The input =>
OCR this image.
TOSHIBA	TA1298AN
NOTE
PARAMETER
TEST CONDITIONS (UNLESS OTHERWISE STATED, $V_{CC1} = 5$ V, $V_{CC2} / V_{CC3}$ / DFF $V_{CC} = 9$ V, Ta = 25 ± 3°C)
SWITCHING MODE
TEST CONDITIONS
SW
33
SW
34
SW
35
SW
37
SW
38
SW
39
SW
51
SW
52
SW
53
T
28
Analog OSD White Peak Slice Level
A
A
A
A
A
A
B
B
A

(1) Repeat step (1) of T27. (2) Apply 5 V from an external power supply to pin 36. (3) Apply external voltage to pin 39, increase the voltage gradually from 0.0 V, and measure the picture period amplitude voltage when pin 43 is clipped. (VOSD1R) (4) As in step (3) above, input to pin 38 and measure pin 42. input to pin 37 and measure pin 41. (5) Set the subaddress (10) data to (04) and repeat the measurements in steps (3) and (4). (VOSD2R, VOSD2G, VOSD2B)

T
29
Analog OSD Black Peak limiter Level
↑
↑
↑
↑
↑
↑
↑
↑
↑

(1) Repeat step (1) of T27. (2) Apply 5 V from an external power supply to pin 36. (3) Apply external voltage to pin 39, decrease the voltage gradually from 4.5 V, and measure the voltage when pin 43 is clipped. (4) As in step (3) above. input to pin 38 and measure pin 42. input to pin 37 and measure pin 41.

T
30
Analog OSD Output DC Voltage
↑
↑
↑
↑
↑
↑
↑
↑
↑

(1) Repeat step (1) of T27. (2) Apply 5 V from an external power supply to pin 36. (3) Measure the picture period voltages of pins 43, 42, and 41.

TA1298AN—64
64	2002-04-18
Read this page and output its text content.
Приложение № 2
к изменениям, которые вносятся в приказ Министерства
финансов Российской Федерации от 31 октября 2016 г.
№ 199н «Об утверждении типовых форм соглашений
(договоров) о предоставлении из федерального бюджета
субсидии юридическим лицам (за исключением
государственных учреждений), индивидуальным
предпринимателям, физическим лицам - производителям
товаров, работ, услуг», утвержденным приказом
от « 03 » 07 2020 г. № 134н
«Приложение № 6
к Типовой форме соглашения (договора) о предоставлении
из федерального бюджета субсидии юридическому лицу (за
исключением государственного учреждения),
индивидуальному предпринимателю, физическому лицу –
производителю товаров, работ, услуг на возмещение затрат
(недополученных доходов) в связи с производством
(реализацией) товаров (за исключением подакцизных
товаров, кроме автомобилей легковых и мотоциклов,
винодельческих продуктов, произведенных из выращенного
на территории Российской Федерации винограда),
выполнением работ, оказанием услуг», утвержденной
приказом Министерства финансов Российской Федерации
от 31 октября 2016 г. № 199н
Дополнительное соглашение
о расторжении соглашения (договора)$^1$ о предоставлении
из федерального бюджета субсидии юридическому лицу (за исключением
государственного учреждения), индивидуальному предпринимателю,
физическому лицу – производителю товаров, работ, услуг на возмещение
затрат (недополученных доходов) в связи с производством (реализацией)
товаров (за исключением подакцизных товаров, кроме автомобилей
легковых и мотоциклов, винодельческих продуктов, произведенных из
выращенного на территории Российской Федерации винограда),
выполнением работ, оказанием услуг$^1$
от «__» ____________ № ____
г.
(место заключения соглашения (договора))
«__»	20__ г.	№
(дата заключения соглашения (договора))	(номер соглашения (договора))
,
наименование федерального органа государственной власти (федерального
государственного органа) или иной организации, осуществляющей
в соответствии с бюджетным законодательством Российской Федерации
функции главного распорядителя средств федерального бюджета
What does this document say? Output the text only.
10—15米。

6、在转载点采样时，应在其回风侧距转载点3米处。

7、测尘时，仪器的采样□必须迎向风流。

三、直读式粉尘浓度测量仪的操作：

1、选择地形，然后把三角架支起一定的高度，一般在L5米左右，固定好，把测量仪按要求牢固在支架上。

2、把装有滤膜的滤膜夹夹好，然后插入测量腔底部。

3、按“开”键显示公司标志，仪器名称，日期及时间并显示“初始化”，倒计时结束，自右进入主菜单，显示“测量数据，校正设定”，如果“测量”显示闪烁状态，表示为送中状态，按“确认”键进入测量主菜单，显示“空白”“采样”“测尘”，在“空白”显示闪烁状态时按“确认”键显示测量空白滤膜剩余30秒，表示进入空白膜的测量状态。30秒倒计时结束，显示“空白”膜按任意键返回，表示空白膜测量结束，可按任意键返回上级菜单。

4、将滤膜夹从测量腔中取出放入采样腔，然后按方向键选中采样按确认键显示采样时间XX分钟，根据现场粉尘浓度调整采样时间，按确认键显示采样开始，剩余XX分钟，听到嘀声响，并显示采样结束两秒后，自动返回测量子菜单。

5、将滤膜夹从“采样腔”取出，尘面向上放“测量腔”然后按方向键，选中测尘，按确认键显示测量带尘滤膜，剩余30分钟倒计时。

Problem details =>
Scan the material above. Copy each line where "Level" occurs.

Completed exercise =>
Analog OSD White Peak Slice Level
Analog OSD Black Peak limiter Level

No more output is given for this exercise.